• _Given task_:
Filter these entries so that only lines with the word "中位数为" remain.

-- Material to process start --

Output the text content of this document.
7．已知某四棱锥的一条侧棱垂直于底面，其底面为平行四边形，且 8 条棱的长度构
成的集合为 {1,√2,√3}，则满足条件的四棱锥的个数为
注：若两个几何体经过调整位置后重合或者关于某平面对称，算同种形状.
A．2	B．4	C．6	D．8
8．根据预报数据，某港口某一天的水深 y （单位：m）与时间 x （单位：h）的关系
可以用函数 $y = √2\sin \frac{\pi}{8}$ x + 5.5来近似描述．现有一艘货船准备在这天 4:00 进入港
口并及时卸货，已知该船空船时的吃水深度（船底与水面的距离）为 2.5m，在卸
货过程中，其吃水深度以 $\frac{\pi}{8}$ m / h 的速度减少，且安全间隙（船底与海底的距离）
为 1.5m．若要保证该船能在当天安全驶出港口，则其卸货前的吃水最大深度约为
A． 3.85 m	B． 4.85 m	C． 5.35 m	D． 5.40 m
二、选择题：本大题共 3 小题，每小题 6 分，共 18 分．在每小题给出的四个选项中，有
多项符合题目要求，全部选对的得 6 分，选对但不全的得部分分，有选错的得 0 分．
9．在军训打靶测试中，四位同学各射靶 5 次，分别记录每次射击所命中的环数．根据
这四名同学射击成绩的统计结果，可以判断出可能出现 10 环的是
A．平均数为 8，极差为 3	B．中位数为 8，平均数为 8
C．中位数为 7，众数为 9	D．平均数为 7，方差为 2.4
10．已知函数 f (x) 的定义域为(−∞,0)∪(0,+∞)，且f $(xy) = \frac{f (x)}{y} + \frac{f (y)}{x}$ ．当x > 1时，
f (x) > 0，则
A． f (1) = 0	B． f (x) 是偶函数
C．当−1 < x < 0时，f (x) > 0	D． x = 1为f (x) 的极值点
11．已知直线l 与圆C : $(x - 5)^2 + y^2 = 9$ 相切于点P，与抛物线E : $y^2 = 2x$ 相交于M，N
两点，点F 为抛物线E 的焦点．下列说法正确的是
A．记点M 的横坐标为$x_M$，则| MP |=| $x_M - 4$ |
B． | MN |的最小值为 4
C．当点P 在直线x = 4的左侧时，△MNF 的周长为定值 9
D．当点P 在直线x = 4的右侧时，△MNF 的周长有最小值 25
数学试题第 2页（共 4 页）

-- Material to process end --

• _The solution_:
A．平均数为 8，极差为 3	B．中位数为 8，平均数为 8
C．中位数为 7，众数为 9	D．平均数为 7，方差为 2.4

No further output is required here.